Opencv HSL video stream to web

This tutorial will show you all the components, configuration, and code needed to steam video output results from Opencv C++ to your Web player. The C++ program will take any video input and process this video. The processed video will be streamed outside of OpenCV using the GStreamer pipeline (Windows part). The HLS video produces one Playlist file and several MPEG-TS segments of videos. HLS outputs are stored in the Windows file system. I am using WSL 2, a Windows Subsystem for Linux to run the Ubuntu distribution. Here the NGINX is installed with the RTMP module. NGINX is distributing a video stream from the Windows file system to the web.  Let's have a look at this in more detail. 

What is covered?

  • Opencv C++ part + GStreamer pipeline
  • NGINX configuration
  • Architecture
  • Web Player for your HLS stream
What is not covered?
+---+
■ What to do
[1] List every item that the OpenCV streaming tutorial gives under the heading "What is covered?".
[2] Continue the OpenCV streaming tutorial from the heading "What is not covered?" onward.
The listing after this tutorial is not needed.
+---+
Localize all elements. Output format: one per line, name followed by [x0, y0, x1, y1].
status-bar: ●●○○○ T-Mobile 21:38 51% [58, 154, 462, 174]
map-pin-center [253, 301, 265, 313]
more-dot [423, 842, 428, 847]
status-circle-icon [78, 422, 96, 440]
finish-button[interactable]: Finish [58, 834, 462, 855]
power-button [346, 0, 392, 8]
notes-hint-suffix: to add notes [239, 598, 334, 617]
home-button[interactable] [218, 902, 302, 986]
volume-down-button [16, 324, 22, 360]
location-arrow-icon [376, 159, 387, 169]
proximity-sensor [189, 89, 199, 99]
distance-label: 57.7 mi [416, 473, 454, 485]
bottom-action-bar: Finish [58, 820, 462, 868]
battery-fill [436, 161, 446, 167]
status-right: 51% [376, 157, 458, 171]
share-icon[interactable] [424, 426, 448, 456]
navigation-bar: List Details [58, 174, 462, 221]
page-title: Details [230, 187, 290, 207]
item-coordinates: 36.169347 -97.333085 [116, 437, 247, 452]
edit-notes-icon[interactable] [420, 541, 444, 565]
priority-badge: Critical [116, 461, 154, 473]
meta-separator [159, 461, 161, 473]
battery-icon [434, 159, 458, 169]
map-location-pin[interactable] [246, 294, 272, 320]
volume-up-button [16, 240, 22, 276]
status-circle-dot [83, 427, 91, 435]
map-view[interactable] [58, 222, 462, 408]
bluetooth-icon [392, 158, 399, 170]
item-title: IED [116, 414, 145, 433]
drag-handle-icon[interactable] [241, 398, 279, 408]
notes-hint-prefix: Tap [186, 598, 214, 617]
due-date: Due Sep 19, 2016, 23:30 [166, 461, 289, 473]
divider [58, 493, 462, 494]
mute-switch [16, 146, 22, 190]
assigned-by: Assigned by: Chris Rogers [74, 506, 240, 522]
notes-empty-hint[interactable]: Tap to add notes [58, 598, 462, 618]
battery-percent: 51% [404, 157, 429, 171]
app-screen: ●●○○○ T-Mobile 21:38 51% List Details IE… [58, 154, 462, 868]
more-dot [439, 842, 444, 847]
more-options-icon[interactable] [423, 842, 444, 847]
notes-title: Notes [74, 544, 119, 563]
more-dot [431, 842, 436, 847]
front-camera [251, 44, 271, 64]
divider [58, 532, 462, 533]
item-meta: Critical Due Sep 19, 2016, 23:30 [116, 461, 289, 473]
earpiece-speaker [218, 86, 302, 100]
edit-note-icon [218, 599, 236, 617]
+---+
■ Answers to the exercise
[1]
- Opencv C++ part + GStreamer pipeline
- NGINX configuration
- Architecture
- Web Player for your HLS stream

[2]
opencv web stream

The architecture of the streaming system

This reads video from a file or video stream by VideoCapture cap("/samp.MOV");
Video is processed in the C++ app. In my case, there is a very simple Yolo Darknet detector implemented. The results of the detector are written into the video frame. The processed video frame is pushed to GStreamer pipeline used in the OpenCV VideoWriter writer. The HLS pipeline stores HLS fragments and playlists on the Windows file system. The NGINX server in UBUNTU WLS 2 distributes this content from the Windows file system to the web. This is possible as the file system from Windows c:/ is reachable under /mnt/c/.

opencv hls streaming

Installation and prerequisites for the Opencv app

1) Compile OpenCV with GStreamerGStreamer OpenCV on Windows or Here.

2) Enable WSL 2 virtualization in Windows. Install Ubuntu 20.04.1. I tested WSL 2. I am not sure about the WSL 1 file system sharing with Windows. 

3) NGINX with RTMP module in UBUNTU WSL 2

There are some standard prerequisites like Visual Studio 2019. Knowledge of Linux and be able to find documentation to enable WSL 2 and install NGINX with RTMP module. It is a lot.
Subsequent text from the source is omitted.